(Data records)
******************************

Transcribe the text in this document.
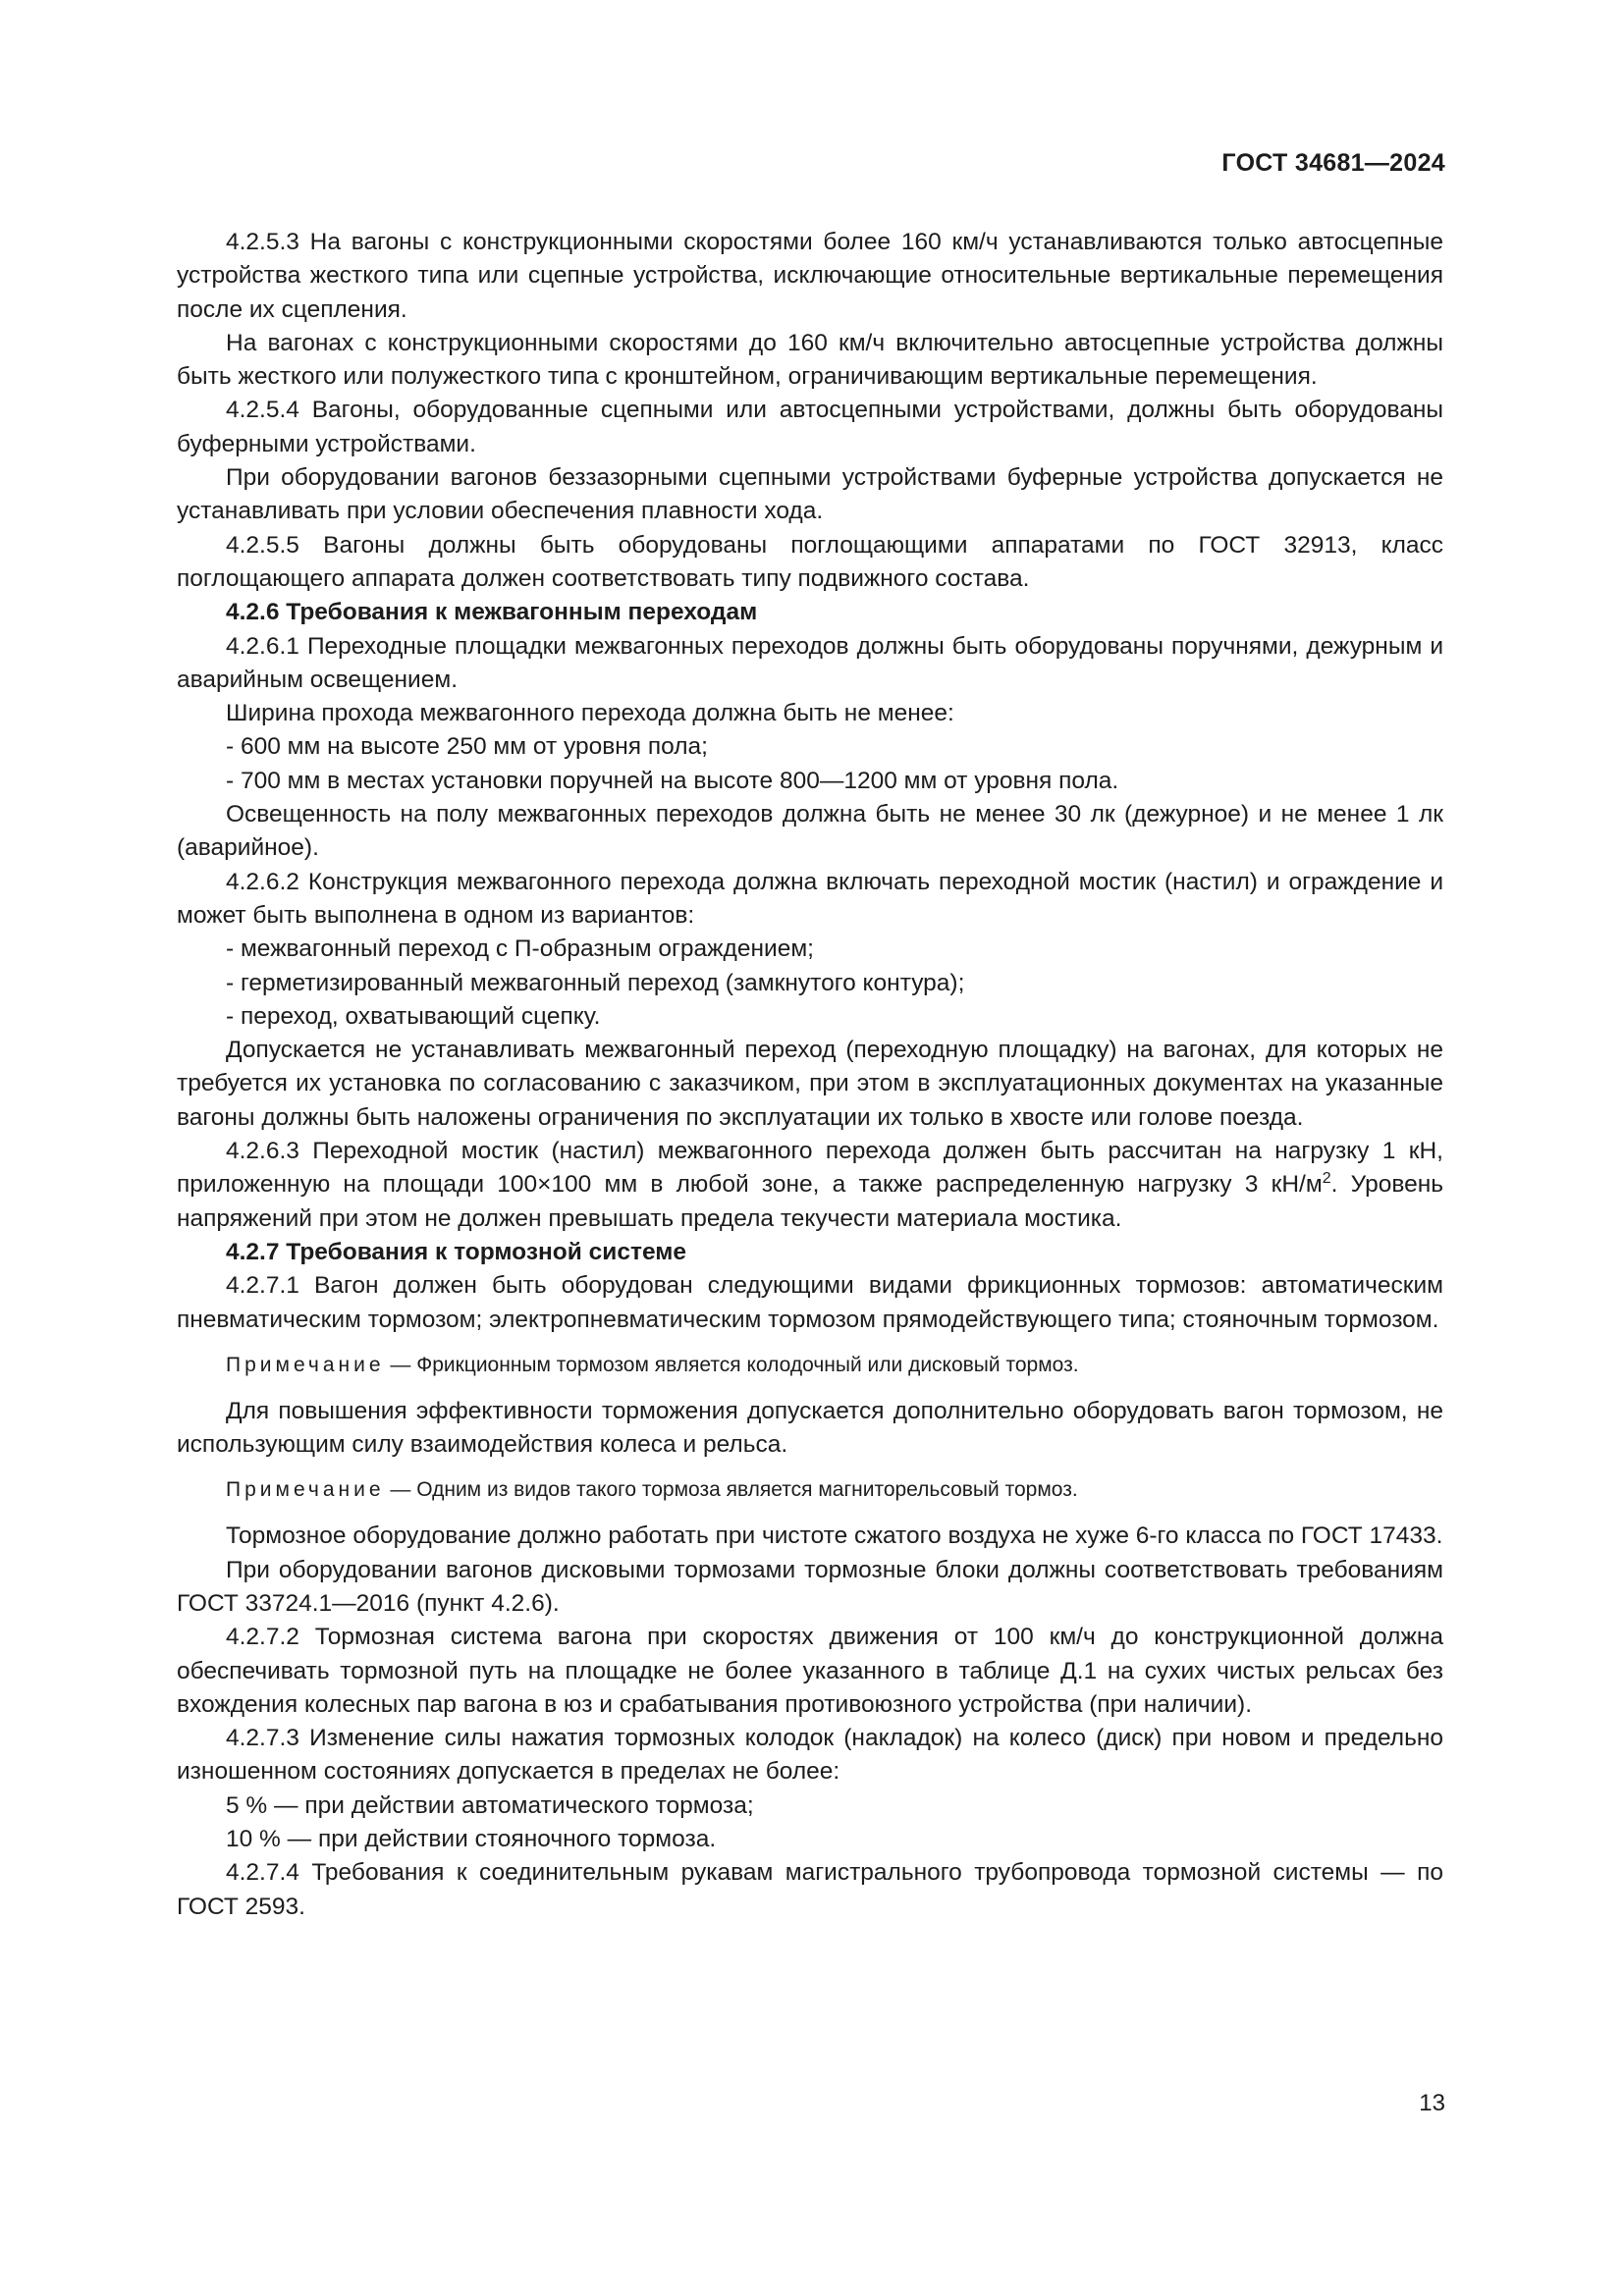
ГОСТ 34681—2024

4.2.5.3 На вагоны с конструкционными скоростями более 160 км/ч устанавливаются только автосцепные устройства жесткого типа или сцепные устройства, исключающие относительные вертикальные перемещения после их сцепления.

На вагонах с конструкционными скоростями до 160 км/ч включительно автосцепные устройства должны быть жесткого или полужесткого типа с кронштейном, ограничивающим вертикальные перемещения.

4.2.5.4 Вагоны, оборудованные сцепными или автосцепными устройствами, должны быть оборудованы буферными устройствами.

При оборудовании вагонов беззазорными сцепными устройствами буферные устройства допускается не устанавливать при условии обеспечения плавности хода.

4.2.5.5 Вагоны должны быть оборудованы поглощающими аппаратами по ГОСТ 32913, класс поглощающего аппарата должен соответствовать типу подвижного состава.

4.2.6 Требования к межвагонным переходам

4.2.6.1 Переходные площадки межвагонных переходов должны быть оборудованы поручнями, дежурным и аварийным освещением.

Ширина прохода межвагонного перехода должна быть не менее:

- 600 мм на высоте 250 мм от уровня пола;

- 700 мм в местах установки поручней на высоте 800—1200 мм от уровня пола.

Освещенность на полу межвагонных переходов должна быть не менее 30 лк (дежурное) и не менее 1 лк (аварийное).

4.2.6.2 Конструкция межвагонного перехода должна включать переходной мостик (настил) и ограждение и может быть выполнена в одном из вариантов:

- межвагонный переход с П-образным ограждением;

- герметизированный межвагонный переход (замкнутого контура);

- переход, охватывающий сцепку.

Допускается не устанавливать межвагонный переход (переходную площадку) на вагонах, для которых не требуется их установка по согласованию с заказчиком, при этом в эксплуатационных документах на указанные вагоны должны быть наложены ограничения по эксплуатации их только в хвосте или голове поезда.

4.2.6.3 Переходной мостик (настил) межвагонного перехода должен быть рассчитан на нагрузку 1 кН, приложенную на площади 100×100 мм в любой зоне, а также распределенную нагрузку 3 $кН/м^2$. Уровень напряжений при этом не должен превышать предела текучести материала мостика.

4.2.7 Требования к тормозной системе

4.2.7.1 Вагон должен быть оборудован следующими видами фрикционных тормозов: автоматическим пневматическим тормозом; электропневматическим тормозом прямодействующего типа; стояночным тормозом.

Примечание — Фрикционным тормозом является колодочный или дисковый тормоз.

Для повышения эффективности торможения допускается дополнительно оборудовать вагон тормозом, не использующим силу взаимодействия колеса и рельса.

Примечание — Одним из видов такого тормоза является магниторельсовый тормоз.

Тормозное оборудование должно работать при чистоте сжатого воздуха не хуже 6-го класса по ГОСТ 17433.

При оборудовании вагонов дисковыми тормозами тормозные блоки должны соответствовать требованиям ГОСТ 33724.1—2016 (пункт 4.2.6).

4.2.7.2 Тормозная система вагона при скоростях движения от 100 км/ч до конструкционной должна обеспечивать тормозной путь на площадке не более указанного в таблице Д.1 на сухих чистых рельсах без вхождения колесных пар вагона в юз и срабатывания противоюзного устройства (при наличии).

4.2.7.3 Изменение силы нажатия тормозных колодок (накладок) на колесо (диск) при новом и предельно изношенном состояниях допускается в пределах не более:

5 % — при действии автоматического тормоза;

10 % — при действии стояночного тормоза.

4.2.7.4 Требования к соединительным рукавам магистрального трубопровода тормозной системы — по ГОСТ 2593.

13
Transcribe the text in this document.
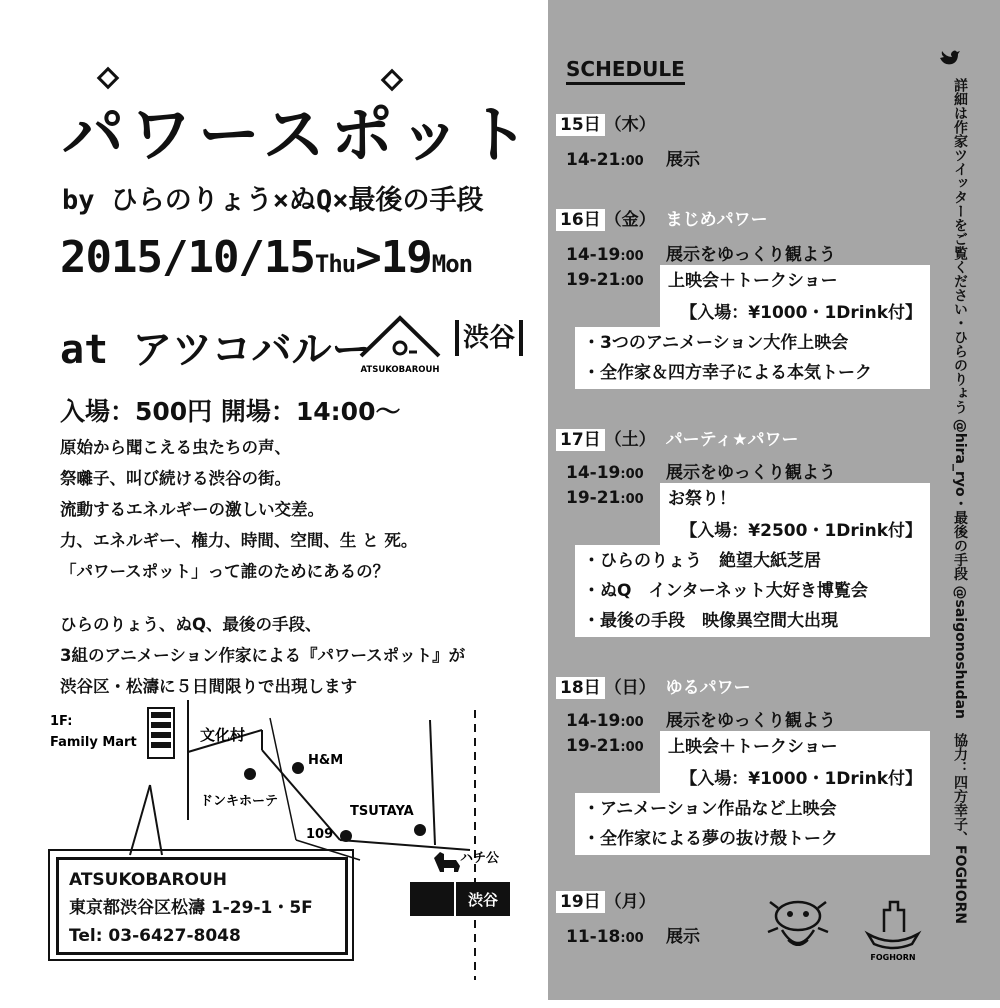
パワースポット
by ひらのりょう×ぬQ×最後の手段
2015/10/15Thu>19Mon
at アツコバルー
ATSUKOBAROUH
渋谷
入場：500円 開場：14:00～

原始から聞こえる虫たちの声、

祭囃子、叫び続ける渋谷の街。

流動するエネルギーの激しい交差。

力、エネルギー、権力、時間、空間、生 と 死。

「パワースポット」って誰のためにあるの？

ひらのりょう、ぬQ、最後の手段、

3組のアニメーション作家による『パワースポット』が

渋谷区・松濤に５日間限りで出現します

1F:
Family Mart	文化村
H&M
ドンキホーテ
TSUTAYA
109
ハチ公
渋谷
ATSUKOBAROUH
東京都渋谷区松濤 1-29-1・5F
Tel: 03-6427-8048
SCHEDULE
15日 （木）
14-21:00 展示
16日 （金） まじめパワー
14-19:00 展示をゆっくり観よう
19-21:00	上映会＋トークショー
【入場：¥1000・1Drink付】
・3つのアニメーション大作上映会
・全作家＆四方幸子による本気トーク
17日 （土） パーティ★パワー
14-19:00 展示をゆっくり観よう
19-21:00	お祭り！
【入場：¥2500・1Drink付】
・ひらのりょう　絶望大紙芝居
・ぬQ　インターネット大好き博覧会
・最後の手段　映像異空間大出現
18日 （日） ゆるパワー
14-19:00 展示をゆっくり観よう
19-21:00	上映会＋トークショー
【入場：¥1000・1Drink付】
・アニメーション作品など上映会
・全作家による夢の抜け殻トーク
19日 （月）
11-18:00 展示
FOGHORN
詳細は作家ツイッターをご覧ください・ひらのりょう @hira_ryo・最後の手段 @saigonoshudan　協力：四方幸子、FOGHORN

******************************

• Given problem:
Only a number is expected here: the count of lines in the listing that hold the string "тормозом".

• Result below:
3